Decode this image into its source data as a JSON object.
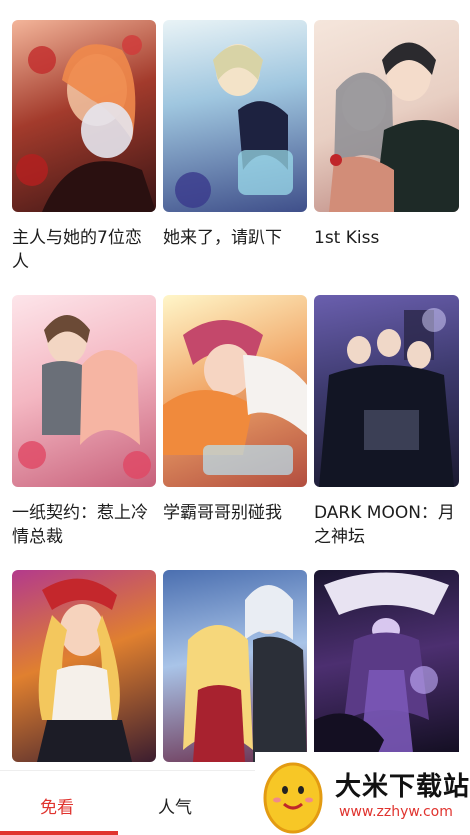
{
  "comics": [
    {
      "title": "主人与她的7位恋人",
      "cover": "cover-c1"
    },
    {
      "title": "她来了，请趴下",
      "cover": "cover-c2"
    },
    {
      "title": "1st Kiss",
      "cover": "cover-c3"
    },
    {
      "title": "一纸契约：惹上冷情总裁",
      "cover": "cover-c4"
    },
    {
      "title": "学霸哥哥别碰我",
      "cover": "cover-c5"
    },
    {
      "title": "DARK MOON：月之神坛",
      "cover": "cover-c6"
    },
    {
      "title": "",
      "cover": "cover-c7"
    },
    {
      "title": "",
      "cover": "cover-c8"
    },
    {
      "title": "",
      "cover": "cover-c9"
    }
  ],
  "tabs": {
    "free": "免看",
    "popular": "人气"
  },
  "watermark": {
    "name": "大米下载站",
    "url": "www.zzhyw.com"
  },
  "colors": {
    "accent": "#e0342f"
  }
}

● WRITTEN EXERCISE
Give the data above again in full and unchanged, skipping the pictures.

● COMPLETE RESPONSE
Decode this image into its source data as a JSON object.
{
  "comics": [
    {
      "title": "主人与她的7位恋人",
      "cover": "cover-c1"
    },
    {
      "title": "她来了，请趴下",
      "cover": "cover-c2"
    },
    {
      "title": "1st Kiss",
      "cover": "cover-c3"
    },
    {
      "title": "一纸契约：惹上冷情总裁",
      "cover": "cover-c4"
    },
    {
      "title": "学霸哥哥别碰我",
      "cover": "cover-c5"
    },
    {
      "title": "DARK MOON：月之神坛",
      "cover": "cover-c6"
    },
    {
      "title": "",
      "cover": "cover-c7"
    },
    {
      "title": "",
      "cover": "cover-c8"
    },
    {
      "title": "",
      "cover": "cover-c9"
    }
  ],
  "tabs": {
    "free": "免看",
    "popular": "人气"
  },
  "watermark": {
    "name": "大米下载站",
    "url": "www.zzhyw.com"
  },
  "colors": {
    "accent": "#e0342f"
  }
}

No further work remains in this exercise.